### Work required
Your task is to give the data again, exactly, with every line intact.

### Supplied entries
──────────────────────────────
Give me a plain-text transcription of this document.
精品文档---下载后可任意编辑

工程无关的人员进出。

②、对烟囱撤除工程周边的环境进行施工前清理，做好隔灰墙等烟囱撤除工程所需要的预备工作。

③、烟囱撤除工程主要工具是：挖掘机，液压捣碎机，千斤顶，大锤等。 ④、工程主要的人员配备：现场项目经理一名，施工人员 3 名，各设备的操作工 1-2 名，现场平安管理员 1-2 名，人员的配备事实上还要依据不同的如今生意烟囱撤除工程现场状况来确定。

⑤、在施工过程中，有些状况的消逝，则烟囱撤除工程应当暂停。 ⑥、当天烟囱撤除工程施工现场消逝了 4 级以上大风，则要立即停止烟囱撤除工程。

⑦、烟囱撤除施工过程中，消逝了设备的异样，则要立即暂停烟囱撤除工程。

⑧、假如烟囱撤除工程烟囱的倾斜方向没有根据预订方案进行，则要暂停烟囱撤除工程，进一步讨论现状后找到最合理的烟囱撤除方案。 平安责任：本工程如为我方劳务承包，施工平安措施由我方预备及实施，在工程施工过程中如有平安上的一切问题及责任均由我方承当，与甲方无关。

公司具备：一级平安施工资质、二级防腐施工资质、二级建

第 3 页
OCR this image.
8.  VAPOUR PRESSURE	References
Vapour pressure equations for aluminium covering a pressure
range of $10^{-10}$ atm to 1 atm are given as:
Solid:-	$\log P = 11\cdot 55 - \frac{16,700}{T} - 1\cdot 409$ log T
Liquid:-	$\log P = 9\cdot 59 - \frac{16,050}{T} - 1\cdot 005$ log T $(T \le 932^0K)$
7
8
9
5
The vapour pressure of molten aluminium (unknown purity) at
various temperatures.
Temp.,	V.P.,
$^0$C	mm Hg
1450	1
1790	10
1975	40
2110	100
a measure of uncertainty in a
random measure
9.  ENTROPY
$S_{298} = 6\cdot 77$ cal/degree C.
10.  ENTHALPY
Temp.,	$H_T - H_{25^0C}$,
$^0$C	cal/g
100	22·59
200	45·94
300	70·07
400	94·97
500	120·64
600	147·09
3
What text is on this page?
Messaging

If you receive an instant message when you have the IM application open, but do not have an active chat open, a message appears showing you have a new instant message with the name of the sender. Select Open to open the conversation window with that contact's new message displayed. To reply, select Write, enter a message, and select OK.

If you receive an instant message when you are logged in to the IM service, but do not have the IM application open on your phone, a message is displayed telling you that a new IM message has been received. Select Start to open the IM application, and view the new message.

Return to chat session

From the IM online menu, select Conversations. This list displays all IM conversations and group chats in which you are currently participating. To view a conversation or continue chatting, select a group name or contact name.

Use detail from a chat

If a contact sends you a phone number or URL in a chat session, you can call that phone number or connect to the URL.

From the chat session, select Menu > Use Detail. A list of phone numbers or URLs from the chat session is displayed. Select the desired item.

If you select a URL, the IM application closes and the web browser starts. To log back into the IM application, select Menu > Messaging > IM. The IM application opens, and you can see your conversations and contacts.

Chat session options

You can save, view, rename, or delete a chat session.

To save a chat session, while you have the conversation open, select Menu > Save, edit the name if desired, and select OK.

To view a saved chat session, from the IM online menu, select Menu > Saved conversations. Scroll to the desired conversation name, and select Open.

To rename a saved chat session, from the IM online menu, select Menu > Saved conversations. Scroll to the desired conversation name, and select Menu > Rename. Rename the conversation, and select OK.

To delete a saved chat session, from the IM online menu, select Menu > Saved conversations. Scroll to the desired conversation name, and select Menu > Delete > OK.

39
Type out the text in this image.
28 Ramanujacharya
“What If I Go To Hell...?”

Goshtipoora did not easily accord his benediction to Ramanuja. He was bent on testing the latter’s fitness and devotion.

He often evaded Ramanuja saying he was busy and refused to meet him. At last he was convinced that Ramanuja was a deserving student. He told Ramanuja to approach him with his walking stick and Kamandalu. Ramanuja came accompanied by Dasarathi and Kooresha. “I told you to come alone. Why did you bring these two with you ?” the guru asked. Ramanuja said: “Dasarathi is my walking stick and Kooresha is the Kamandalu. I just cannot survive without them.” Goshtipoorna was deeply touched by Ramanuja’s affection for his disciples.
──────────────────────────────
### Task solution
Give me a plain-text transcription of this document.
精品文档---下载后可任意编辑

工程无关的人员进出。

②、对烟囱撤除工程周边的环境进行施工前清理，做好隔灰墙等烟囱撤除工程所需要的预备工作。

③、烟囱撤除工程主要工具是：挖掘机，液压捣碎机，千斤顶，大锤等。 ④、工程主要的人员配备：现场项目经理一名，施工人员 3 名，各设备的操作工 1-2 名，现场平安管理员 1-2 名，人员的配备事实上还要依据不同的如今生意烟囱撤除工程现场状况来确定。

⑤、在施工过程中，有些状况的消逝，则烟囱撤除工程应当暂停。 ⑥、当天烟囱撤除工程施工现场消逝了 4 级以上大风，则要立即停止烟囱撤除工程。

⑦、烟囱撤除施工过程中，消逝了设备的异样，则要立即暂停烟囱撤除工程。

⑧、假如烟囱撤除工程烟囱的倾斜方向没有根据预订方案进行，则要暂停烟囱撤除工程，进一步讨论现状后找到最合理的烟囱撤除方案。 平安责任：本工程如为我方劳务承包，施工平安措施由我方预备及实施，在工程施工过程中如有平安上的一切问题及责任均由我方承当，与甲方无关。

公司具备：一级平安施工资质、二级防腐施工资质、二级建

第 3 页
OCR this image.
8.  VAPOUR PRESSURE	References
Vapour pressure equations for aluminium covering a pressure
range of $10^{-10}$ atm to 1 atm are given as:
Solid:-	$\log P = 11\cdot 55 - \frac{16,700}{T} - 1\cdot 409$ log T
Liquid:-	$\log P = 9\cdot 59 - \frac{16,050}{T} - 1\cdot 005$ log T $(T \le 932^0K)$
7
8
9
5
The vapour pressure of molten aluminium (unknown purity) at
various temperatures.
Temp.,	V.P.,
$^0$C	mm Hg
1450	1
1790	10
1975	40
2110	100
a measure of uncertainty in a
random measure
9.  ENTROPY
$S_{298} = 6\cdot 77$ cal/degree C.
10.  ENTHALPY
Temp.,	$H_T - H_{25^0C}$,
$^0$C	cal/g
100	22·59
200	45·94
300	70·07
400	94·97
500	120·64
600	147·09
3
What text is on this page?
Messaging

If you receive an instant message when you have the IM application open, but do not have an active chat open, a message appears showing you have a new instant message with the name of the sender. Select Open to open the conversation window with that contact's new message displayed. To reply, select Write, enter a message, and select OK.

If you receive an instant message when you are logged in to the IM service, but do not have the IM application open on your phone, a message is displayed telling you that a new IM message has been received. Select Start to open the IM application, and view the new message.

Return to chat session

From the IM online menu, select Conversations. This list displays all IM conversations and group chats in which you are currently participating. To view a conversation or continue chatting, select a group name or contact name.

Use detail from a chat

If a contact sends you a phone number or URL in a chat session, you can call that phone number or connect to the URL.

From the chat session, select Menu > Use Detail. A list of phone numbers or URLs from the chat session is displayed. Select the desired item.

If you select a URL, the IM application closes and the web browser starts. To log back into the IM application, select Menu > Messaging > IM. The IM application opens, and you can see your conversations and contacts.

Chat session options

You can save, view, rename, or delete a chat session.

To save a chat session, while you have the conversation open, select Menu > Save, edit the name if desired, and select OK.

To view a saved chat session, from the IM online menu, select Menu > Saved conversations. Scroll to the desired conversation name, and select Open.

To rename a saved chat session, from the IM online menu, select Menu > Saved conversations. Scroll to the desired conversation name, and select Menu > Rename. Rename the conversation, and select OK.

To delete a saved chat session, from the IM online menu, select Menu > Saved conversations. Scroll to the desired conversation name, and select Menu > Delete > OK.

39
Type out the text in this image.
28 Ramanujacharya
“What If I Go To Hell...?”

Goshtipoora did not easily accord his benediction to Ramanuja. He was bent on testing the latter’s fitness and devotion.

He often evaded Ramanuja saying he was busy and refused to meet him. At last he was convinced that Ramanuja was a deserving student. He told Ramanuja to approach him with his walking stick and Kamandalu. Ramanuja came accompanied by Dasarathi and Kooresha. “I told you to come alone. Why did you bring these two with you ?” the guru asked. Ramanuja said: “Dasarathi is my walking stick and Kooresha is the Kamandalu. I just cannot survive without them.” Goshtipoorna was deeply touched by Ramanuja’s affection for his disciples.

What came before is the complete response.